-- BEGIN --

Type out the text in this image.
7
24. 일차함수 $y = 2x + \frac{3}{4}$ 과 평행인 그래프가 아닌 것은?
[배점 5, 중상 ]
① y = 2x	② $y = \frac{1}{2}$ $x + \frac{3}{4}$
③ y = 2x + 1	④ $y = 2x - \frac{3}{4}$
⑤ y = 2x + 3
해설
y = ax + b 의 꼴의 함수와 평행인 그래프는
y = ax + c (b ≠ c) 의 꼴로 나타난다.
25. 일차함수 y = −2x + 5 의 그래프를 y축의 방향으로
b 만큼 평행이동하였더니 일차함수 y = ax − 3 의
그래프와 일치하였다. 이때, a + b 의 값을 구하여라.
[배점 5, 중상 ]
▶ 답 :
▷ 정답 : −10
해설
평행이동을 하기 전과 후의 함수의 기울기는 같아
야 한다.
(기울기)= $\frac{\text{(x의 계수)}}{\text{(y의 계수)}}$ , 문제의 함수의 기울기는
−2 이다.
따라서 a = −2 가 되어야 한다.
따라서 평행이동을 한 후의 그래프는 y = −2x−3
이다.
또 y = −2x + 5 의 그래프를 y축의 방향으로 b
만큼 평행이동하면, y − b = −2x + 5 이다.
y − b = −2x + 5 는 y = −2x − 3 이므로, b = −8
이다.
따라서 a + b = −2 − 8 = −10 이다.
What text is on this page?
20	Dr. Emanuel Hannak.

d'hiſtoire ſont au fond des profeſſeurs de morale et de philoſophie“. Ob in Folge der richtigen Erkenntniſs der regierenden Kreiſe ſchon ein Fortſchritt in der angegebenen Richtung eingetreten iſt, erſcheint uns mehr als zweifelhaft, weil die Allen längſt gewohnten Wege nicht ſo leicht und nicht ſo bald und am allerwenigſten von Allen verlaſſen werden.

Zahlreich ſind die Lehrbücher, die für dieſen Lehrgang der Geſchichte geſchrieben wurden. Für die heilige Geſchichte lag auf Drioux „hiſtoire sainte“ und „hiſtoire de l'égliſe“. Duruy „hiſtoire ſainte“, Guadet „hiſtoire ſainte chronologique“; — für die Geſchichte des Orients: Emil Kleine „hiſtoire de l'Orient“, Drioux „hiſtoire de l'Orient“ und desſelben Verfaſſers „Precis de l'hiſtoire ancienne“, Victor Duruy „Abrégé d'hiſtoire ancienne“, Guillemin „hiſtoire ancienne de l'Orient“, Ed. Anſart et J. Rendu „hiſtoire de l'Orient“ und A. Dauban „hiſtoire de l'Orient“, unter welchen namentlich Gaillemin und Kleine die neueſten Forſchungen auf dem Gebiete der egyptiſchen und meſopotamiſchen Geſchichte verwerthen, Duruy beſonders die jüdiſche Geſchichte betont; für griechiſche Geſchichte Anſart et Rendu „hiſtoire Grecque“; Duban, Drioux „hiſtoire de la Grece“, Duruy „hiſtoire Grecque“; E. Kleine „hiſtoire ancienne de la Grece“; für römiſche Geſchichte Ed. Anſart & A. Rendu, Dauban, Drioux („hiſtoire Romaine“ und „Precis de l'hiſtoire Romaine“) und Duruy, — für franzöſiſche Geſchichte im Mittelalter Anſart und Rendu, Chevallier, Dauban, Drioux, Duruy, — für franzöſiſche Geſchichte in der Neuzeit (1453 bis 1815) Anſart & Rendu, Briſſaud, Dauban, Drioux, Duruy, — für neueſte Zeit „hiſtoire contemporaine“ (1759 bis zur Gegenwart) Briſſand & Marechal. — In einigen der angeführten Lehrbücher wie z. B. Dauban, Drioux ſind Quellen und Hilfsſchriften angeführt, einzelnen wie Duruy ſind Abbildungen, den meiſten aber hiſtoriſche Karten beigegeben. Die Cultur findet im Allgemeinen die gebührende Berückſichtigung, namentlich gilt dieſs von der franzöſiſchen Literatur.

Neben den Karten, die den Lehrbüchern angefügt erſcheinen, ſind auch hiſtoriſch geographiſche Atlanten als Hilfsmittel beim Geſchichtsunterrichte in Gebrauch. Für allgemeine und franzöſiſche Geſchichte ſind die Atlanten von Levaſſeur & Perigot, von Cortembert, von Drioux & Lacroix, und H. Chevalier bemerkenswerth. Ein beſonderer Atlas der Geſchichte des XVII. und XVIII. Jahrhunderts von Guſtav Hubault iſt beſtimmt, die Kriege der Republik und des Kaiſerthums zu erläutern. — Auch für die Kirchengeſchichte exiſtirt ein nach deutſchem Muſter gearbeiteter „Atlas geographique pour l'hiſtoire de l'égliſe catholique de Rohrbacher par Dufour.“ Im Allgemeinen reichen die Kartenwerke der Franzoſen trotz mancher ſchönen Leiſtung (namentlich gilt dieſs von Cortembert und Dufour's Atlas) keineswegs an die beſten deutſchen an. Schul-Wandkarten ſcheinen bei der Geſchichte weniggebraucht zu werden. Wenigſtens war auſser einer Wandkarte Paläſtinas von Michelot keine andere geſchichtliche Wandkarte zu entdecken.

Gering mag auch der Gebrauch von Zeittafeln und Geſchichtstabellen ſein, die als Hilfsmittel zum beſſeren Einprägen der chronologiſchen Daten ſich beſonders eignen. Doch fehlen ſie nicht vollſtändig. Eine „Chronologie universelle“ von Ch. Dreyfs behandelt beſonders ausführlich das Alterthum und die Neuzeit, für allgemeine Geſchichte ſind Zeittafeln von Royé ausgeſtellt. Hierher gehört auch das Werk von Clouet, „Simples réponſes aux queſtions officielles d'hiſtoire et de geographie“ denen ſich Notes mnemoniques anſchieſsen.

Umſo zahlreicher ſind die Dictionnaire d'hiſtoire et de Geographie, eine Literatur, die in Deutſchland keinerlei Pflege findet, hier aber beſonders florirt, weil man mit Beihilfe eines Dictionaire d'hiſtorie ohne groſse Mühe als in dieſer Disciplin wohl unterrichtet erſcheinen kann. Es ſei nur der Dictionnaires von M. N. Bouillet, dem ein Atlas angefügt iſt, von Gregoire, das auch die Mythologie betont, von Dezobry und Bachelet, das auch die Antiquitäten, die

-- END --

Task statement »
Lines containing "this" are to be counted. State the total and add nothing.

Output of the task »
2